[[ The input open ]]

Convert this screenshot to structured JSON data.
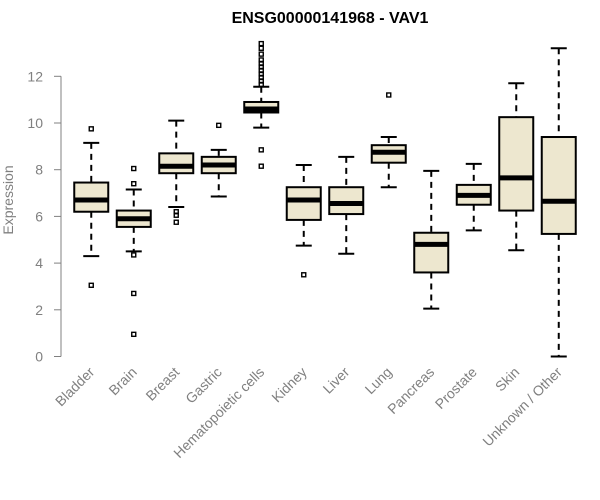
{
  "chart_data": {
    "type": "boxplot",
    "title": "ENSG00000141968 - VAV1",
    "xlabel": "",
    "ylabel": "Expression",
    "ylim": [
      0,
      13.5
    ],
    "yticks": [
      0,
      2,
      4,
      6,
      8,
      10,
      12
    ],
    "grid": false,
    "colors": {
      "box_fill": "#ede7cf",
      "stroke": "#000000",
      "axis": "#808080",
      "label": "#808080"
    },
    "categories": [
      "Bladder",
      "Brain",
      "Breast",
      "Gastric",
      "Hematopoietic cells",
      "Kidney",
      "Liver",
      "Lung",
      "Pancreas",
      "Prostate",
      "Skin",
      "Unknown / Other"
    ],
    "boxes": [
      {
        "category": "Bladder",
        "lower_whisker": 4.3,
        "q1": 6.2,
        "median": 6.7,
        "q3": 7.45,
        "upper_whisker": 9.15,
        "outliers": [
          3.05,
          9.75
        ]
      },
      {
        "category": "Brain",
        "lower_whisker": 4.5,
        "q1": 5.55,
        "median": 5.9,
        "q3": 6.25,
        "upper_whisker": 7.15,
        "outliers": [
          0.95,
          2.7,
          4.35,
          7.4,
          8.05
        ]
      },
      {
        "category": "Breast",
        "lower_whisker": 6.4,
        "q1": 7.85,
        "median": 8.15,
        "q3": 8.7,
        "upper_whisker": 10.1,
        "outliers": [
          5.75,
          6.05,
          6.2
        ]
      },
      {
        "category": "Gastric",
        "lower_whisker": 6.85,
        "q1": 7.85,
        "median": 8.2,
        "q3": 8.55,
        "upper_whisker": 8.85,
        "outliers": [
          9.9
        ]
      },
      {
        "category": "Hematopoietic cells",
        "lower_whisker": 9.8,
        "q1": 10.45,
        "median": 10.6,
        "q3": 10.9,
        "upper_whisker": 11.55,
        "outliers": [
          8.15,
          8.85,
          11.65,
          11.8,
          11.95,
          12.1,
          12.25,
          12.4,
          12.55,
          12.7,
          12.95,
          13.2,
          13.4
        ]
      },
      {
        "category": "Kidney",
        "lower_whisker": 4.75,
        "q1": 5.85,
        "median": 6.7,
        "q3": 7.25,
        "upper_whisker": 8.2,
        "outliers": [
          3.5
        ]
      },
      {
        "category": "Liver",
        "lower_whisker": 4.4,
        "q1": 6.1,
        "median": 6.55,
        "q3": 7.25,
        "upper_whisker": 8.55,
        "outliers": []
      },
      {
        "category": "Lung",
        "lower_whisker": 7.25,
        "q1": 8.3,
        "median": 8.75,
        "q3": 9.05,
        "upper_whisker": 9.4,
        "outliers": [
          11.2
        ]
      },
      {
        "category": "Pancreas",
        "lower_whisker": 2.05,
        "q1": 3.6,
        "median": 4.8,
        "q3": 5.3,
        "upper_whisker": 7.95,
        "outliers": []
      },
      {
        "category": "Prostate",
        "lower_whisker": 5.4,
        "q1": 6.5,
        "median": 6.9,
        "q3": 7.35,
        "upper_whisker": 8.25,
        "outliers": []
      },
      {
        "category": "Skin",
        "lower_whisker": 4.55,
        "q1": 6.25,
        "median": 7.65,
        "q3": 10.25,
        "upper_whisker": 11.7,
        "outliers": []
      },
      {
        "category": "Unknown / Other",
        "lower_whisker": 0.0,
        "q1": 5.25,
        "median": 6.65,
        "q3": 9.4,
        "upper_whisker": 13.2,
        "outliers": []
      }
    ]
  }
}
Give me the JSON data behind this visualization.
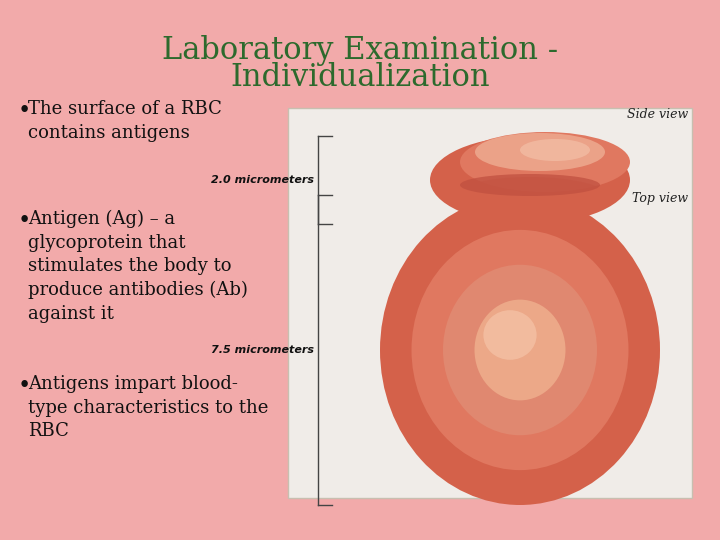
{
  "background_color": "#F2AAAA",
  "title_line1": "Laboratory Examination -",
  "title_line2": "Individualization",
  "title_color": "#2D6A2D",
  "title_fontsize": 22,
  "bullet_color": "#111111",
  "bullet_fontsize": 13,
  "bullets": [
    "The surface of a RBC\ncontains antigens",
    "Antigen (Ag) – a\nglycoprotein that\nstimulates the body to\nproduce antibodies (Ab)\nagainst it",
    "Antigens impart blood-\ntype characteristics to the\nRBC"
  ],
  "image_box_color": "#F0ECE8",
  "image_box_edge": "#C8BFB0",
  "side_view_label": "Side view",
  "top_view_label": "Top view",
  "measure1": "2.0 micrometers",
  "measure2": "7.5 micrometers",
  "label_fontsize": 9,
  "measure_fontsize": 8,
  "rbc_outer_color": "#D4614A",
  "rbc_mid_color": "#E07860",
  "rbc_inner_color": "#EDA080",
  "rbc_center_color": "#F0B898",
  "rbc_side_top_color": "#E8907A",
  "rbc_side_dark": "#C05040",
  "bracket_color": "#444444"
}
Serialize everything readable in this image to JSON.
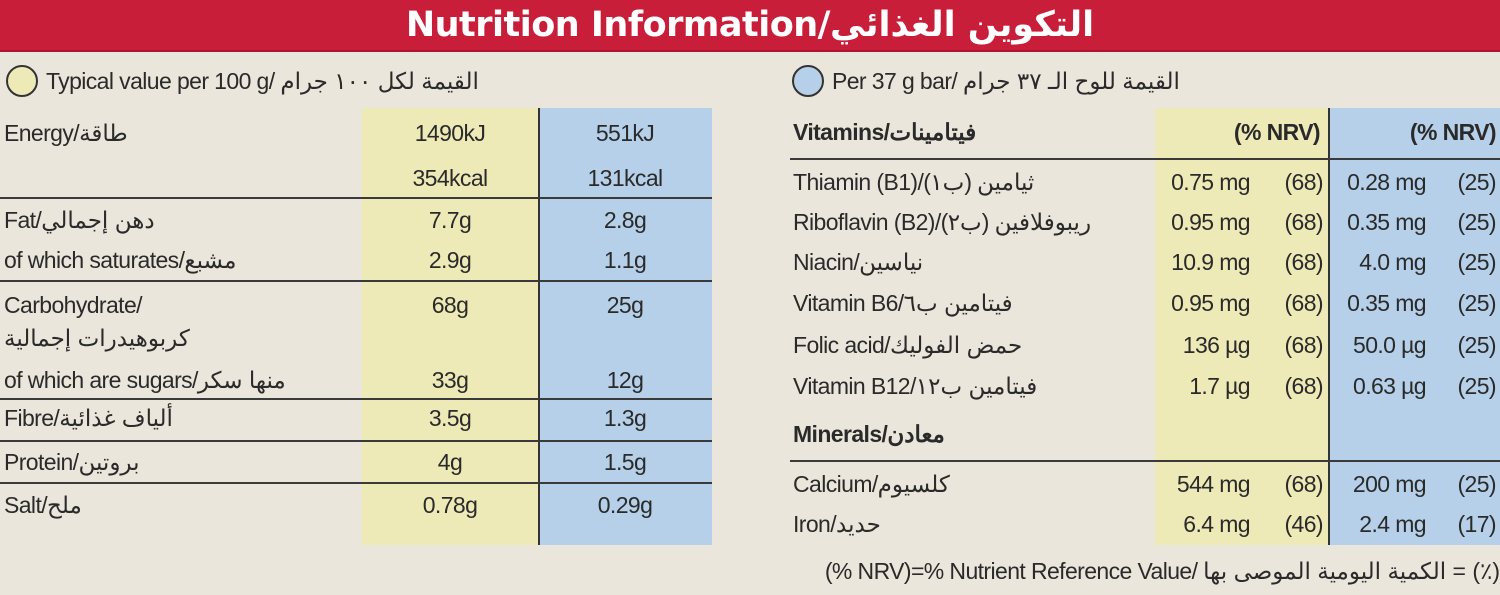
{
  "header": {
    "title": "Nutrition Information/التكوين الغذائي"
  },
  "colors": {
    "banner": "#c81e3a",
    "per100g": "#eeeab8",
    "perBar": "#b5d0e8",
    "background": "#ebe6dc"
  },
  "left": {
    "legend": "Typical value per 100 g/ القيمة لكل ١٠٠ جرام",
    "rows": [
      {
        "label": "Energy/طاقة",
        "v100": "1490kJ",
        "vbar": "551kJ"
      },
      {
        "label": "",
        "v100": "354kcal",
        "vbar": "131kcal"
      },
      {
        "label": "Fat/دهن إجمالي",
        "v100": "7.7g",
        "vbar": "2.8g"
      },
      {
        "label": "of which saturates/مشبع",
        "v100": "2.9g",
        "vbar": "1.1g"
      },
      {
        "label": "Carbohydrate/",
        "v100": "68g",
        "vbar": "25g"
      },
      {
        "label": "كربوهيدرات إجمالية",
        "v100": "",
        "vbar": ""
      },
      {
        "label": "of which are sugars/منها سكر",
        "v100": "33g",
        "vbar": "12g"
      },
      {
        "label": "Fibre/ألياف غذائية",
        "v100": "3.5g",
        "vbar": "1.3g"
      },
      {
        "label": "Protein/بروتين",
        "v100": "4g",
        "vbar": "1.5g"
      },
      {
        "label": "Salt/ملح",
        "v100": "0.78g",
        "vbar": "0.29g"
      }
    ]
  },
  "right": {
    "legend": "Per 37 g bar/ القيمة للوح الـ ٣٧ جرام",
    "vitamins_heading": "Vitamins/فيتامينات",
    "nrv_header": "(% NRV)",
    "minerals_heading": "Minerals/معادن",
    "rows": [
      {
        "label": "Thiamin (B1)/(ب١) ثيامين",
        "v100": "0.75 mg",
        "n100": "(68)",
        "vbar": "0.28 mg",
        "nbar": "(25)"
      },
      {
        "label": "Riboflavin (B2)/(ب٢) ريبوفلافين",
        "v100": "0.95 mg",
        "n100": "(68)",
        "vbar": "0.35 mg",
        "nbar": "(25)"
      },
      {
        "label": "Niacin/نياسين",
        "v100": "10.9 mg",
        "n100": "(68)",
        "vbar": "4.0 mg",
        "nbar": "(25)"
      },
      {
        "label": "Vitamin B6/فيتامين ب٦",
        "v100": "0.95 mg",
        "n100": "(68)",
        "vbar": "0.35 mg",
        "nbar": "(25)"
      },
      {
        "label": "Folic acid/حمض الفوليك",
        "v100": "136 µg",
        "n100": "(68)",
        "vbar": "50.0 µg",
        "nbar": "(25)"
      },
      {
        "label": "Vitamin B12/فيتامين ب١٢",
        "v100": "1.7 µg",
        "n100": "(68)",
        "vbar": "0.63 µg",
        "nbar": "(25)"
      },
      {
        "label": "Calcium/كلسيوم",
        "v100": "544 mg",
        "n100": "(68)",
        "vbar": "200 mg",
        "nbar": "(25)"
      },
      {
        "label": "Iron/حديد",
        "v100": "6.4 mg",
        "n100": "(46)",
        "vbar": "2.4 mg",
        "nbar": "(17)"
      }
    ]
  },
  "footer": "(% NRV)=% Nutrient Reference Value/ الكمية اليومية الموصى بها = (٪)"
}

[[ The input closed ]]

• **Requirement**
In the records above, find each line that mentions the string "Hematopoietic", then copy it.

• **Answer for the task**
      "Hematopoietic cells",
        "category": "Hematopoietic cells",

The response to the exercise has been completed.